* [Brief]
Quote all of the data that follows exactly as written, skipping the images.

--- start ---

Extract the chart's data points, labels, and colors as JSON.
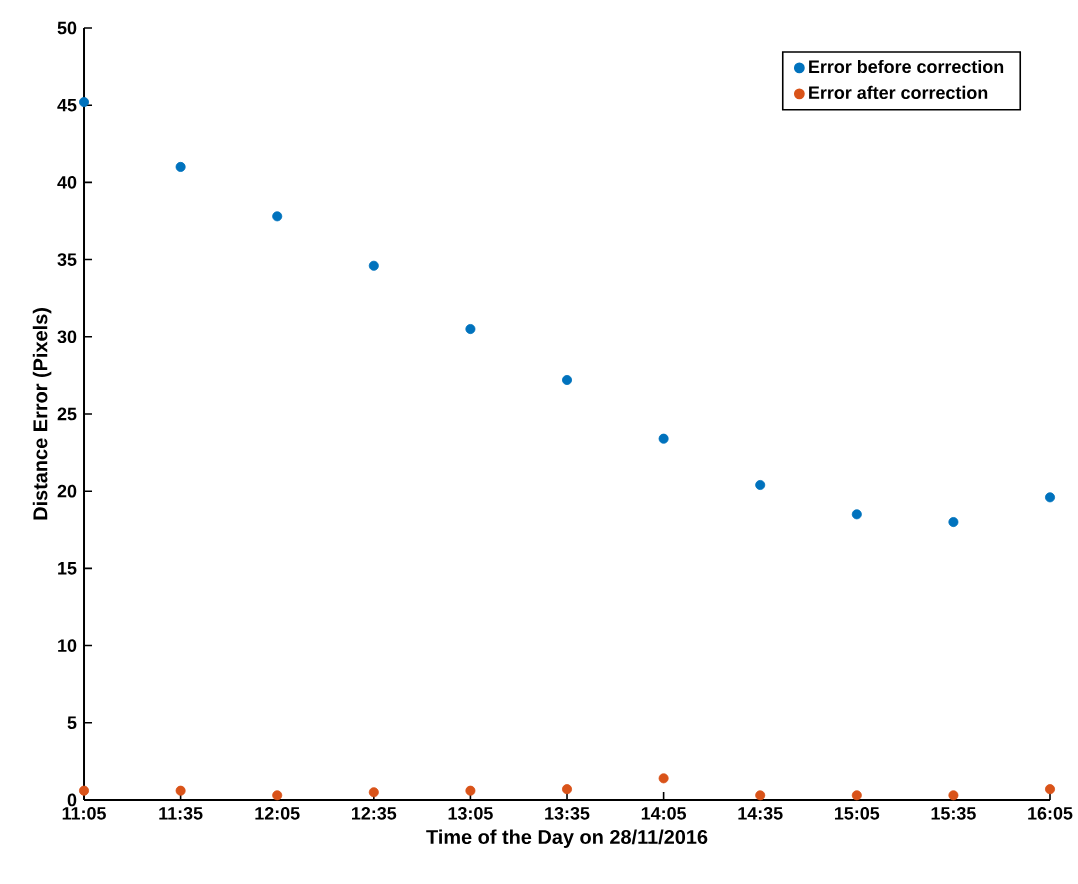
{
  "chart_data": {
    "type": "scatter",
    "xlabel": "Time of the Day on 28/11/2016",
    "ylabel": "Distance Error (Pixels)",
    "categories": [
      "11:05",
      "11:35",
      "12:05",
      "12:35",
      "13:05",
      "13:35",
      "14:05",
      "14:35",
      "15:05",
      "15:35",
      "16:05"
    ],
    "series": [
      {
        "name": "Error before correction",
        "color": "#0072bd",
        "values": [
          45.2,
          41.0,
          37.8,
          34.6,
          30.5,
          27.2,
          23.4,
          20.4,
          18.5,
          18.0,
          19.6
        ]
      },
      {
        "name": "Error after correction",
        "color": "#d95319",
        "values": [
          0.6,
          0.6,
          0.3,
          0.5,
          0.6,
          0.7,
          1.4,
          0.3,
          0.3,
          0.3,
          0.7
        ]
      }
    ],
    "ylim": [
      0,
      50
    ],
    "yticks": [
      0,
      5,
      10,
      15,
      20,
      25,
      30,
      35,
      40,
      45,
      50
    ],
    "legend": "top right",
    "marker": "circle",
    "grid": false
  }
}
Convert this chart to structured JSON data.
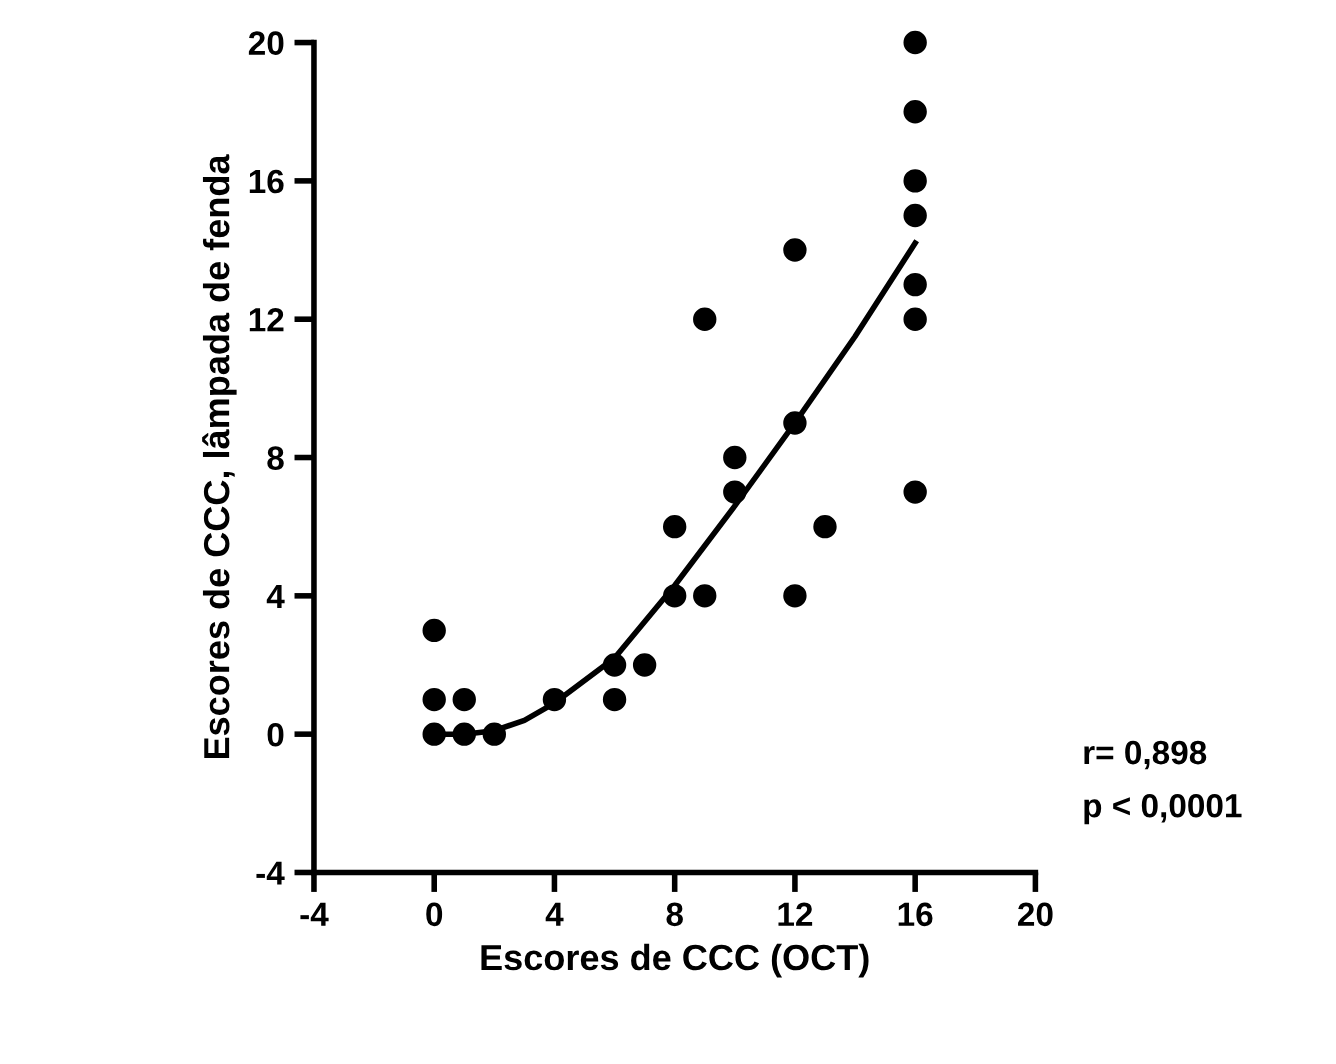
{
  "chart_data": {
    "type": "scatter",
    "xlabel": "Escores de CCC (OCT)",
    "ylabel": "Escores de CCC, lâmpada de fenda",
    "annotations": [
      "r= 0,898",
      "p < 0,0001"
    ],
    "xlim": [
      -4,
      20
    ],
    "ylim": [
      -4,
      20
    ],
    "xticks": [
      -4,
      0,
      4,
      8,
      12,
      16,
      20
    ],
    "yticks": [
      -4,
      0,
      4,
      8,
      12,
      16,
      20
    ],
    "grid": false,
    "legend": false,
    "marker": "circle",
    "series": [
      {
        "color": "#000000",
        "x": [
          0,
          0,
          0,
          1,
          1,
          2,
          4,
          6,
          6,
          7,
          8,
          8,
          9,
          9,
          10,
          10,
          12,
          12,
          12,
          13,
          16,
          16,
          16,
          16,
          16,
          16,
          16
        ],
        "values": [
          0,
          1,
          3,
          0,
          1,
          0,
          1,
          1,
          2,
          2,
          4,
          6,
          4,
          12,
          7,
          8,
          4,
          9,
          14,
          6,
          7,
          12,
          13,
          15,
          16,
          18,
          20
        ]
      },
      {
        "type": "line",
        "color": "#000000",
        "line_style": "solid",
        "marker": "none",
        "x": [
          0,
          1,
          2,
          3,
          4,
          6,
          8,
          10,
          12,
          14,
          16
        ],
        "values": [
          0,
          0,
          0.1,
          0.4,
          0.9,
          2.2,
          4.3,
          6.6,
          9.0,
          11.5,
          14.2
        ]
      }
    ]
  }
}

--- end ---

* [Output of the task]
Extract the chart's data points, labels, and colors as JSON.
{
  "chart_data": {
    "type": "scatter",
    "xlabel": "Time of the Day on 28/11/2016",
    "ylabel": "Distance Error (Pixels)",
    "categories": [
      "11:05",
      "11:35",
      "12:05",
      "12:35",
      "13:05",
      "13:35",
      "14:05",
      "14:35",
      "15:05",
      "15:35",
      "16:05"
    ],
    "series": [
      {
        "name": "Error before correction",
        "color": "#0072bd",
        "values": [
          45.2,
          41.0,
          37.8,
          34.6,
          30.5,
          27.2,
          23.4,
          20.4,
          18.5,
          18.0,
          19.6
        ]
      },
      {
        "name": "Error after correction",
        "color": "#d95319",
        "values": [
          0.6,
          0.6,
          0.3,
          0.5,
          0.6,
          0.7,
          1.4,
          0.3,
          0.3,
          0.3,
          0.7
        ]
      }
    ],
    "ylim": [
      0,
      50
    ],
    "yticks": [
      0,
      5,
      10,
      15,
      20,
      25,
      30,
      35,
      40,
      45,
      50
    ],
    "legend": "top right",
    "marker": "circle",
    "grid": false
  }
}
Convert this chart to structured JSON data.
{
  "chart_data": {
    "type": "scatter",
    "xlabel": "Escores de CCC (OCT)",
    "ylabel": "Escores de CCC, lâmpada de fenda",
    "annotations": [
      "r= 0,898",
      "p < 0,0001"
    ],
    "xlim": [
      -4,
      20
    ],
    "ylim": [
      -4,
      20
    ],
    "xticks": [
      -4,
      0,
      4,
      8,
      12,
      16,
      20
    ],
    "yticks": [
      -4,
      0,
      4,
      8,
      12,
      16,
      20
    ],
    "grid": false,
    "legend": false,
    "marker": "circle",
    "series": [
      {
        "color": "#000000",
        "x": [
          0,
          0,
          0,
          1,
          1,
          2,
          4,
          6,
          6,
          7,
          8,
          8,
          9,
          9,
          10,
          10,
          12,
          12,
          12,
          13,
          16,
          16,
          16,
          16,
          16,
          16,
          16
        ],
        "values": [
          0,
          1,
          3,
          0,
          1,
          0,
          1,
          1,
          2,
          2,
          4,
          6,
          4,
          12,
          7,
          8,
          4,
          9,
          14,
          6,
          7,
          12,
          13,
          15,
          16,
          18,
          20
        ]
      },
      {
        "type": "line",
        "color": "#000000",
        "line_style": "solid",
        "marker": "none",
        "x": [
          0,
          1,
          2,
          3,
          4,
          6,
          8,
          10,
          12,
          14,
          16
        ],
        "values": [
          0,
          0,
          0.1,
          0.4,
          0.9,
          2.2,
          4.3,
          6.6,
          9.0,
          11.5,
          14.2
        ]
      }
    ]
  }
}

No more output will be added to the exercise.